##### EXTRACTED INFORMATION

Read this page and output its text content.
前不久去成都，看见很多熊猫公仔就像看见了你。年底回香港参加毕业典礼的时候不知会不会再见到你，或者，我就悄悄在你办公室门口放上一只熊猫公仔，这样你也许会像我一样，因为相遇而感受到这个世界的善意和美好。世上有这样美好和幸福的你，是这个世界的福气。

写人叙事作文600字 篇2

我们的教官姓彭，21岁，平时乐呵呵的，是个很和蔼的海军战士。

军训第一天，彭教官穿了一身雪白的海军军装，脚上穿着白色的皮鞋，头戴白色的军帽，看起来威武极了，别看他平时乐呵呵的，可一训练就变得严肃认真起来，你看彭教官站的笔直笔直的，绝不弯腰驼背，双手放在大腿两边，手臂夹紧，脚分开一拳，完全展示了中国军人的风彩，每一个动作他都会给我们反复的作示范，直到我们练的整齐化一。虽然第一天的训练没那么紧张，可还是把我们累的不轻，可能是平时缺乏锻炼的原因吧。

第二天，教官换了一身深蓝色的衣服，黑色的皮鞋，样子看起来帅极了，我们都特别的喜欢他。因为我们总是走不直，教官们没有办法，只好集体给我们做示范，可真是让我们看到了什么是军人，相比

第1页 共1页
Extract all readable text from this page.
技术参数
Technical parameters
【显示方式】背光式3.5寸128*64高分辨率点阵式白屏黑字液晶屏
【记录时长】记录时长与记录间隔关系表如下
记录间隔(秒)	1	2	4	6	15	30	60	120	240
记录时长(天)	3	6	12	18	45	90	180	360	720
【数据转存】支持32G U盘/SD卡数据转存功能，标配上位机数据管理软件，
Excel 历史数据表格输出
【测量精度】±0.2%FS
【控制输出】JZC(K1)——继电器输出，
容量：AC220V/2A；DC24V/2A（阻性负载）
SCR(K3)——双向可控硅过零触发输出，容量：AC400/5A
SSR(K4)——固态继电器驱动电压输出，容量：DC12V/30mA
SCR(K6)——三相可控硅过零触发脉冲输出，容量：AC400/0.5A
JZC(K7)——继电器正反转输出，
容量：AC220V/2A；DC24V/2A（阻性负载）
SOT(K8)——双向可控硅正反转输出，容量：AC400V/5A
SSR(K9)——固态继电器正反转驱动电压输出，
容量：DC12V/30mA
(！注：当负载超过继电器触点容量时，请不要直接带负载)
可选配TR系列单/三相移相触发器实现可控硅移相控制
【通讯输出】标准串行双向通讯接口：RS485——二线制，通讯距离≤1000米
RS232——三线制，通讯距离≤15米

##########

▶ _PROBLEM REQUIREMENTS_:
Reproduce all of the entries word for word.

▶ _ANSWER TO THIS EXERCISE_:
Read this page and output its text content.
前不久去成都，看见很多熊猫公仔就像看见了你。年底回香港参加毕业典礼的时候不知会不会再见到你，或者，我就悄悄在你办公室门口放上一只熊猫公仔，这样你也许会像我一样，因为相遇而感受到这个世界的善意和美好。世上有这样美好和幸福的你，是这个世界的福气。

写人叙事作文600字 篇2

我们的教官姓彭，21岁，平时乐呵呵的，是个很和蔼的海军战士。

军训第一天，彭教官穿了一身雪白的海军军装，脚上穿着白色的皮鞋，头戴白色的军帽，看起来威武极了，别看他平时乐呵呵的，可一训练就变得严肃认真起来，你看彭教官站的笔直笔直的，绝不弯腰驼背，双手放在大腿两边，手臂夹紧，脚分开一拳，完全展示了中国军人的风彩，每一个动作他都会给我们反复的作示范，直到我们练的整齐化一。虽然第一天的训练没那么紧张，可还是把我们累的不轻，可能是平时缺乏锻炼的原因吧。

第二天，教官换了一身深蓝色的衣服，黑色的皮鞋，样子看起来帅极了，我们都特别的喜欢他。因为我们总是走不直，教官们没有办法，只好集体给我们做示范，可真是让我们看到了什么是军人，相比

第1页 共1页
Extract all readable text from this page.
技术参数
Technical parameters
【显示方式】背光式3.5寸128*64高分辨率点阵式白屏黑字液晶屏
【记录时长】记录时长与记录间隔关系表如下
记录间隔(秒)	1	2	4	6	15	30	60	120	240
记录时长(天)	3	6	12	18	45	90	180	360	720
【数据转存】支持32G U盘/SD卡数据转存功能，标配上位机数据管理软件，
Excel 历史数据表格输出
【测量精度】±0.2%FS
【控制输出】JZC(K1)——继电器输出，
容量：AC220V/2A；DC24V/2A（阻性负载）
SCR(K3)——双向可控硅过零触发输出，容量：AC400/5A
SSR(K4)——固态继电器驱动电压输出，容量：DC12V/30mA
SCR(K6)——三相可控硅过零触发脉冲输出，容量：AC400/0.5A
JZC(K7)——继电器正反转输出，
容量：AC220V/2A；DC24V/2A（阻性负载）
SOT(K8)——双向可控硅正反转输出，容量：AC400V/5A
SSR(K9)——固态继电器正反转驱动电压输出，
容量：DC12V/30mA
(！注：当负载超过继电器触点容量时，请不要直接带负载)
可选配TR系列单/三相移相触发器实现可控硅移相控制
【通讯输出】标准串行双向通讯接口：RS485——二线制，通讯距离≤1000米
RS232——三线制，通讯距离≤15米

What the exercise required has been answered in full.